_Available records_.
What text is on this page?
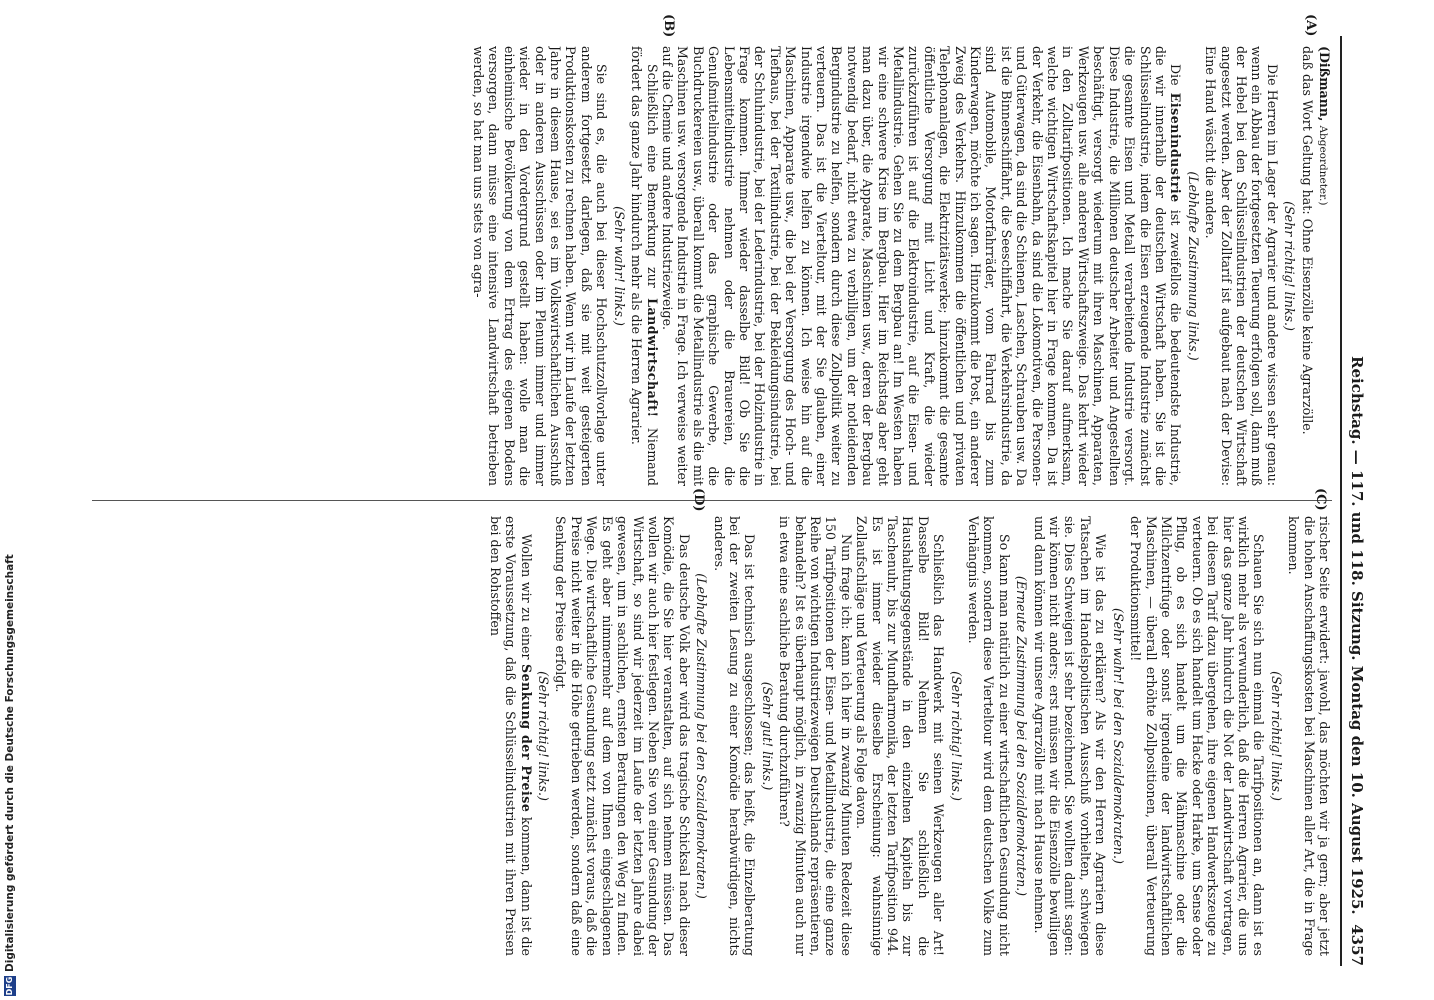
Reichstag. — 117. und 118. Sitzung. Montag den 10. August 1925.
4357

(Dißmann, Abgeordneter.)

daß das Wort Geltung hat: Ohne Eisenzölle keine Agrarzölle.

(Sehr richtig! links.)

Die Herren im Lager der Agrarier und andere wissen sehr genau: wenn ein Abbau der fortgesetzten Teuerung erfolgen soll, dann muß der Hebel bei den Schlüsselindustrien der deutschen Wirtschaft angesetzt werden. Aber der Zolltarif ist aufgebaut nach der Devise: Eine Hand wäscht die andere.

(Lebhafte Zustimmung links.)

Die Eisenindustrie ist zweifellos die bedeutendste Industrie, die wir innerhalb der deutschen Wirtschaft haben. Sie ist die Schlüsselindustrie, indem die Eisen erzeugende Industrie zunächst die gesamte Eisen und Metall verarbeitende Industrie versorgt. Diese Industrie, die Millionen deutscher Arbeiter und Angestellten beschäftigt, versorgt wiederum mit ihren Maschinen, Apparaten, Werkzeugen usw. alle anderen Wirtschaftszweige. Das kehrt wieder in den Zolltarifpositionen. Ich mache Sie darauf aufmerksam, welche wichtigen Wirtschaftskapitel hier in Frage kommen. Da ist der Verkehr, die Eisenbahn, da sind die Lokomotiven, die Personen- und Güterwagen, da sind die Schienen, Laschen, Schrauben usw. Da ist die Binnenschiffahrt, die Seeschiffahrt, die Verkehrsindustrie, da sind Automobile, Motorfahrräder, vom Fahrrad bis zum Kinderwagen, möchte ich sagen. Hinzukommt die Post, ein anderer Zweig des Verkehrs. Hinzukommen die öffentlichen und privaten Telephonanlagen, die Elektrizitätswerke; hinzukommt die gesamte öffentliche Versorgung mit Licht und Kraft, die wieder zurückzuführen ist auf die Elektroindustrie, auf die Eisen- und Metallindustrie. Gehen Sie zu dem Bergbau an! Im Westen haben wir eine schwere Krise im Bergbau. Hier im Reichstag aber geht man dazu über, die Apparate, Maschinen usw., deren der Bergbau notwendig bedarf, nicht etwa zu verbilligen, um der notleidenden Bergindustrie zu helfen, sondern durch diese Zollpolitik weiter zu verteuern. Das ist die Vierteltour, mit der Sie glauben, einer Industrie irgendwie helfen zu können. Ich weise hin auf die Maschinen, Apparate usw., die bei der Versorgung des Hoch- und Tiefbaus, bei der Textilindustrie, bei der Bekleidungsindustrie, bei der Schuhindustrie, bei der Lederindustrie, bei der Holzindustrie in Frage kommen. Immer wieder dasselbe Bild! Ob Sie die Lebensmittelindustrie nehmen oder die Brauereien, die Genußmittelindustrie oder das graphische Gewerbe, die Buchdruckereien usw., überall kommt die Metallindustrie als die mit Maschinen usw. versorgende Industrie in Frage. Ich verweise weiter auf die Chemie und andere Industriezweige.

Schließlich eine Bemerkung zur Landwirtschaft! Niemand fördert das ganze Jahr hindurch mehr als die Herren Agrarier.

(Sehr wahr! links.)

Sie sind es, die auch bei dieser Hochschutzzollvorlage unter anderem fortgesetzt darlegen, daß sie mit weit gesteigerten Produktionskosten zu rechnen haben. Wenn wir im Laufe der letzten Jahre in diesem Hause, sei es im Volkswirtschaftlichen Ausschuß oder in anderen Ausschüssen oder im Plenum immer und immer wieder in den Vordergrund gestellt haben: wolle man die einheimische Bevölkerung von dem Ertrag des eigenen Bodens versorgen, dann müsse eine intensive Landwirtschaft betrieben werden, so hat man uns stets von agra-

rischer Seite erwidert: jawohl, das möchten wir ja gern; aber jetzt die hohen Anschaffungskosten bei Maschinen aller Art, die in Frage kommen.

(Sehr richtig! links.)

Schauen Sie sich nun einmal die Tarifpositionen an, dann ist es wirklich mehr als verwunderlich, daß die Herren Agrarier, die uns hier das ganze Jahr hindurch die Not der Landwirtschaft vortragen, bei diesem Tarif dazu übergehen, ihre eigenen Handwerkszeuge zu verteuern. Ob es sich handelt um Hacke oder Harke, um Sense oder Pflug, ob es sich handelt um die Mähmaschine oder die Milchzentrifuge oder sonst irgendeine der landwirtschaftlichen Maschinen, — überall erhöhte Zollpositionen, überall Verteuerung der Produktionsmittel!

(Sehr wahr! bei den Sozialdemokraten.)

Wie ist das zu erklären? Als wir den Herren Agrariern diese Tatsachen im Handelspolitischen Ausschuß vorhielten, schwiegen sie. Dies Schweigen ist sehr bezeichnend. Sie wollten damit sagen: wir können nicht anders; erst müssen wir die Eisenzölle bewilligen und dann können wir unsere Agrarzölle mit nach Hause nehmen.

(Erneute Zustimmung bei den Sozialdemokraten.)

So kann man natürlich zu einer wirtschaftlichen Gesundung nicht kommen, sondern diese Vierteltour wird dem deutschen Volke zum Verhängnis werden.

(Sehr richtig! links.)

Schließlich das Handwerk mit seinen Werkzeugen aller Art! Dasselbe Bild! Nehmen Sie schließlich die Haushaltungsgegenstände in den einzelnen Kapiteln bis zur Taschenuhr, bis zur Mundharmonika, der letzten Tarifposition 944. Es ist immer wieder dieselbe Erscheinung: wahnsinnige Zollaufschläge und Verteuerung als Folge davon.

Nun frage ich: kann ich hier in zwanzig Minuten Redezeit diese 150 Tarifpositionen der Eisen- und Metallindustrie, die eine ganze Reihe von wichtigen Industriezweigen Deutschlands repräsentieren, behandeln? Ist es überhaupt möglich, in zwanzig Minuten auch nur in etwa eine sachliche Beratung durchzuführen?

(Sehr gut! links.)

Das ist technisch ausgeschlossen; das heißt, die Einzelberatung bei der zweiten Lesung zu einer Komödie herabwürdigen, nichts anderes.

(Lebhafte Zustimmung bei den Sozialdemokraten.)

Das deutsche Volk aber wird das tragische Schicksal nach dieser Komödie, die Sie hier veranstalten, auf sich nehmen müssen. Das wollen wir auch hier festlegen. Neben Sie von einer Gesundung der Wirtschaft, so sind wir jederzeit im Laufe der letzten Jahre dabei gewesen, um in sachlichen, ernsten Beratungen den Weg zu finden. Es geht aber nimmermehr auf dem von Ihnen eingeschlagenen Wege. Die wirtschaftliche Gesundung setzt zunächst voraus, daß die Preise nicht weiter in die Höhe getrieben werden, sondern daß eine Senkung der Preise erfolgt.

(Sehr richtig! links.)

Wollen wir zu einer Senkung der Preise kommen, dann ist die erste Voraussetzung, daß die Schlüsselindustrien mit ihren Preisen bei den Rohstoffen

(A)
(B)
(C)
(D)
DFG
Digitalisierung gefördert durch die Deutsche Forschungsgemeinschaft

_Requirements_.
Copy out every line from the material above in which the word "Sozialdemokraten" appears.

_Output for this exercise_.
(Sehr wahr! bei den Sozialdemokraten.)
(Erneute Zustimmung bei den Sozialdemokraten.)
(Lebhafte Zustimmung bei den Sozialdemokraten.)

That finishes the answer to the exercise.